▸ Provided material
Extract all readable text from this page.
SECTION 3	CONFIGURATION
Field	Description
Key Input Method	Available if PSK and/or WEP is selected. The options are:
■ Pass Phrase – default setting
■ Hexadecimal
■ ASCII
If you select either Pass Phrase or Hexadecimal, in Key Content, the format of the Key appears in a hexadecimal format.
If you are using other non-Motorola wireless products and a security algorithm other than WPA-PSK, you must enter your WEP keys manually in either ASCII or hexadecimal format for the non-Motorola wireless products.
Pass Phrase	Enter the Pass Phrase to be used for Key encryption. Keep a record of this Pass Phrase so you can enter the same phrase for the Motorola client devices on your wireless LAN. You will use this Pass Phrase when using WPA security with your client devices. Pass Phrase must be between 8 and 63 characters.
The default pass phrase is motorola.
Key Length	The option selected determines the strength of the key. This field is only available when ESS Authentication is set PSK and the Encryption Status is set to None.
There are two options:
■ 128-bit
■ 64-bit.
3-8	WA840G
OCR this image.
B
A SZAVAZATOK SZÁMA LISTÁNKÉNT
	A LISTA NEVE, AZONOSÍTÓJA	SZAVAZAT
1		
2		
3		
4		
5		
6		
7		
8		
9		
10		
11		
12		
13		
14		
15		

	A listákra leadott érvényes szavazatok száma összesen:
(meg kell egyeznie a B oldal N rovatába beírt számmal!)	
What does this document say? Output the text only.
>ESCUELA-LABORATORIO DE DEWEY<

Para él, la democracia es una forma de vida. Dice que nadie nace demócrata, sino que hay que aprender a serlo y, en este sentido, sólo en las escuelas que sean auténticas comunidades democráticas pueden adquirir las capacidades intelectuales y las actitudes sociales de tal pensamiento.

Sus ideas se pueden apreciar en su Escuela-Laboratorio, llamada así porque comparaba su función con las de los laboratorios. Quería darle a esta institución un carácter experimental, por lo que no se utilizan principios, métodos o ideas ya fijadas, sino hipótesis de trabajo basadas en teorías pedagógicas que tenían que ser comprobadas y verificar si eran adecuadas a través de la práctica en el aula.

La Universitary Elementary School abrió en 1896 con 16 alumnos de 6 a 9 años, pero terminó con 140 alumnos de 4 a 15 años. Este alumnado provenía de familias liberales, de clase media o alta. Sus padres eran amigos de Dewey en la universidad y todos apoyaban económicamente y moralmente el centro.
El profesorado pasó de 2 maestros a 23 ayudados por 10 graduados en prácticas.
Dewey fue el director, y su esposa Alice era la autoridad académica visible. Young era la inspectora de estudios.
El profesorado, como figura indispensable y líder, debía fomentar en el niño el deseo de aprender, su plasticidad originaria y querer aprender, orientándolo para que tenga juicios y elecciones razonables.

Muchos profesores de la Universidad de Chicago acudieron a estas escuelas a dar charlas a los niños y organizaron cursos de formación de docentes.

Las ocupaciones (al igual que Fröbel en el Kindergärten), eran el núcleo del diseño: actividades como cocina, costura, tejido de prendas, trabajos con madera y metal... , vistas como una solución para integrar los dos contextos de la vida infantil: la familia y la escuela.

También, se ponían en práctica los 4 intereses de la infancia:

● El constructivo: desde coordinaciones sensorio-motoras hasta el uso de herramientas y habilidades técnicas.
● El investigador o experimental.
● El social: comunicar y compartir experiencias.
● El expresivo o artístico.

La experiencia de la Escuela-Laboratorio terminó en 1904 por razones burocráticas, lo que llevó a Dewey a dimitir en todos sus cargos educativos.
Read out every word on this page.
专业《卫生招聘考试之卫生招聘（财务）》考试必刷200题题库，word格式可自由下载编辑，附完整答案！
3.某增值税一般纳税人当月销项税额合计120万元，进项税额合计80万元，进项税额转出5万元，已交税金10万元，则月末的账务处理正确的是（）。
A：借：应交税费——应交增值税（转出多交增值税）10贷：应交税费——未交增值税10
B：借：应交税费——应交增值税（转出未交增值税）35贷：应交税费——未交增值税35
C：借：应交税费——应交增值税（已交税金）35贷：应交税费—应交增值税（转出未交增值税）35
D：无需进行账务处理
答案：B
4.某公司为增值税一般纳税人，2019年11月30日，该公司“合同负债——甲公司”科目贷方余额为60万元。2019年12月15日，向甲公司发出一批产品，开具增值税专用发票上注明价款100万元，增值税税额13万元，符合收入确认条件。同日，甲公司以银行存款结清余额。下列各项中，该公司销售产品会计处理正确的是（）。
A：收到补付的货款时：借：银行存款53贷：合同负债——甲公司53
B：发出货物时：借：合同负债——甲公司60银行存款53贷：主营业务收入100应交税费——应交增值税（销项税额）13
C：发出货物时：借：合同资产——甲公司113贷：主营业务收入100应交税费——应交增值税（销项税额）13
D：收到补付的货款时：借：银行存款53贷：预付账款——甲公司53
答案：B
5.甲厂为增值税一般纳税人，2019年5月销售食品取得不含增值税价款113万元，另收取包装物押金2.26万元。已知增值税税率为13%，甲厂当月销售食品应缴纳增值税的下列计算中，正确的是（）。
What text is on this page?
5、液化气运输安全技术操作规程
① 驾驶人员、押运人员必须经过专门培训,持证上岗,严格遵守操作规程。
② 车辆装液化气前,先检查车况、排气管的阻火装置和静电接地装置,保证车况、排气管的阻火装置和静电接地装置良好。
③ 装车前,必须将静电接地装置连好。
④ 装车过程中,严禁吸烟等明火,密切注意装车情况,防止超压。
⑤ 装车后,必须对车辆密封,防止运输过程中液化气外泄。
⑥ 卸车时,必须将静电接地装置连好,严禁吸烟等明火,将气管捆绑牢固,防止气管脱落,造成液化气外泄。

▸ What is expected
Include both ends. Return the line holding "What text is on this page?" and all lines after it in the records above, exactly as written.

▸ Complete response
What text is on this page?
5、液化气运输安全技术操作规程
① 驾驶人员、押运人员必须经过专门培训,持证上岗,严格遵守操作规程。
② 车辆装液化气前,先检查车况、排气管的阻火装置和静电接地装置,保证车况、排气管的阻火装置和静电接地装置良好。
③ 装车前,必须将静电接地装置连好。
④ 装车过程中,严禁吸烟等明火,密切注意装车情况,防止超压。
⑤ 装车后,必须对车辆密封,防止运输过程中液化气外泄。
⑥ 卸车时,必须将静电接地装置连好,严禁吸烟等明火,将气管捆绑牢固,防止气管脱落,造成液化气外泄。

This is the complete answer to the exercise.